--- Start of RECORDS PROVIDED ---

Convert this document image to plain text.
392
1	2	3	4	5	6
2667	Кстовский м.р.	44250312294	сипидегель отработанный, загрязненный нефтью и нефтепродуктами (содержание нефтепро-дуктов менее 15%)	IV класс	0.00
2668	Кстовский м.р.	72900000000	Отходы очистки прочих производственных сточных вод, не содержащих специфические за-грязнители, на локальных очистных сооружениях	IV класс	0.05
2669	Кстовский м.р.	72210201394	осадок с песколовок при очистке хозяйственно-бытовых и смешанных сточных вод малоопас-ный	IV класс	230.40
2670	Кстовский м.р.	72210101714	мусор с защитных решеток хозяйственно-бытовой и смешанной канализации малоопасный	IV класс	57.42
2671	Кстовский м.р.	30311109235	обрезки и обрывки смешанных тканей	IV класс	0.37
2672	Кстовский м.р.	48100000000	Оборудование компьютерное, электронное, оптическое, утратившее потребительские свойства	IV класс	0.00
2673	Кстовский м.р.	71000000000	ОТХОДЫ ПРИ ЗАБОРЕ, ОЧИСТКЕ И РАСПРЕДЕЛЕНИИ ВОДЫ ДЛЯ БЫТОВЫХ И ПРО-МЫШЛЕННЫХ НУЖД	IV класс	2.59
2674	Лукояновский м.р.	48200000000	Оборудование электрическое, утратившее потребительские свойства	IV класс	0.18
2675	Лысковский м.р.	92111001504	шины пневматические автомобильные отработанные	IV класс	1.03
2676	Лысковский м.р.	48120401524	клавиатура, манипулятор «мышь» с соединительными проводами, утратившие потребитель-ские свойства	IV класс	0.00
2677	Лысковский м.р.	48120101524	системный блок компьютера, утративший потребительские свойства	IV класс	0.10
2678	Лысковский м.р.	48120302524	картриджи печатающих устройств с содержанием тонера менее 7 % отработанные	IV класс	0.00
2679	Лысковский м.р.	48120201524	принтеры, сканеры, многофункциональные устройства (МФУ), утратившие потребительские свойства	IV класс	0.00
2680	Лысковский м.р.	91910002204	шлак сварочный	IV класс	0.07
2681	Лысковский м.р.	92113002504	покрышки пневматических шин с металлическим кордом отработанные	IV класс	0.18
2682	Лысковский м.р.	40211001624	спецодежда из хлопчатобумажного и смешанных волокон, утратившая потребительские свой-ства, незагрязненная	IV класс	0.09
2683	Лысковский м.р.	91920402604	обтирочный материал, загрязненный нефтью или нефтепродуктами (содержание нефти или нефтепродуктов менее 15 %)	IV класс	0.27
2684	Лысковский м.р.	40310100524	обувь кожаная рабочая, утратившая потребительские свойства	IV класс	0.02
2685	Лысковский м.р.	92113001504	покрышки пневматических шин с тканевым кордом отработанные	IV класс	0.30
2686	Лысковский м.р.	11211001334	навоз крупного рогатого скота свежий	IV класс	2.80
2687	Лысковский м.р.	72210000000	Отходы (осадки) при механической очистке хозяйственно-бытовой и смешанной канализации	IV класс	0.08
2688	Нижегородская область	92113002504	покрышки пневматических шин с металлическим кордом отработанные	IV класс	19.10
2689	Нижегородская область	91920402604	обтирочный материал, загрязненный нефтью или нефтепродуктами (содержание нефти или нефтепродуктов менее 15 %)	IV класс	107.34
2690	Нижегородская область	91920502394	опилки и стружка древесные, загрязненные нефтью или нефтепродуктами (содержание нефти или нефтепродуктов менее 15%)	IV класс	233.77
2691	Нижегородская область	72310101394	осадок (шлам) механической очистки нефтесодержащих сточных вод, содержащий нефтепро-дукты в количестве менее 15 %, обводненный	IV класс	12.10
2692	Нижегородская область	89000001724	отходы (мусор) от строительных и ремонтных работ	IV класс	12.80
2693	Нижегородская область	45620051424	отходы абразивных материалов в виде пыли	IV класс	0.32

--- End of RECORDS PROVIDED ---
--- Start of RECORDS PROVIDED ---

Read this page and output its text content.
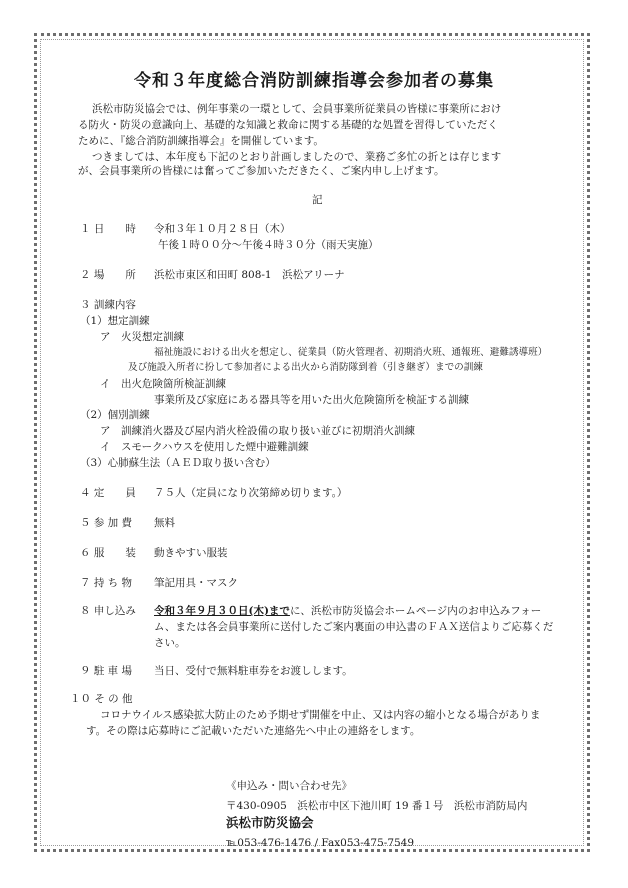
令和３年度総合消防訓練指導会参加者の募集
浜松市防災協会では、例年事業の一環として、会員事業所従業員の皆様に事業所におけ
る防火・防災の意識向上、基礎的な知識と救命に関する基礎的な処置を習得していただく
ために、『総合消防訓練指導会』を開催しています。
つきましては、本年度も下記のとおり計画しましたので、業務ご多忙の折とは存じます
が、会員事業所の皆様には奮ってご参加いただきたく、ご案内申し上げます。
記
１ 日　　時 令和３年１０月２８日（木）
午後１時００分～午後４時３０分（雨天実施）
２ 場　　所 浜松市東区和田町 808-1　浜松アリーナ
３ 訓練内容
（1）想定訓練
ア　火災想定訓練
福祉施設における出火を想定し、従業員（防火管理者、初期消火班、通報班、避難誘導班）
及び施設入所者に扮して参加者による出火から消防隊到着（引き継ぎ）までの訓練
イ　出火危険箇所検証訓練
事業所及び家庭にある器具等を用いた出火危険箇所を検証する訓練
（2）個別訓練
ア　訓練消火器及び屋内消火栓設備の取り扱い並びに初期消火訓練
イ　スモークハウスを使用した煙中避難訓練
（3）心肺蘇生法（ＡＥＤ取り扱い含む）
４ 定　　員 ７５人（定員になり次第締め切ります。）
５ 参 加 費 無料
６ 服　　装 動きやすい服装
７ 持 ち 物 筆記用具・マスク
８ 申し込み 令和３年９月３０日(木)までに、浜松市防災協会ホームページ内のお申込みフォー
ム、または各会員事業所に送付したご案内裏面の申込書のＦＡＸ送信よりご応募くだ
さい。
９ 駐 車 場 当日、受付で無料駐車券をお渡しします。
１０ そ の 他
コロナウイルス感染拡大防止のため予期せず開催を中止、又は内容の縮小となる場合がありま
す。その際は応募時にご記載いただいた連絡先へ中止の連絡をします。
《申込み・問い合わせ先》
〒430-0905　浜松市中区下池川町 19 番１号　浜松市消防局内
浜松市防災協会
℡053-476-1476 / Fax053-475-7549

--- End of RECORDS PROVIDED ---

## INSTRUCTIONS FOR THE TASK:
Go over the records above and tally each line that includes "мусор". Give the total by itself.

## FINISHED TASK:
2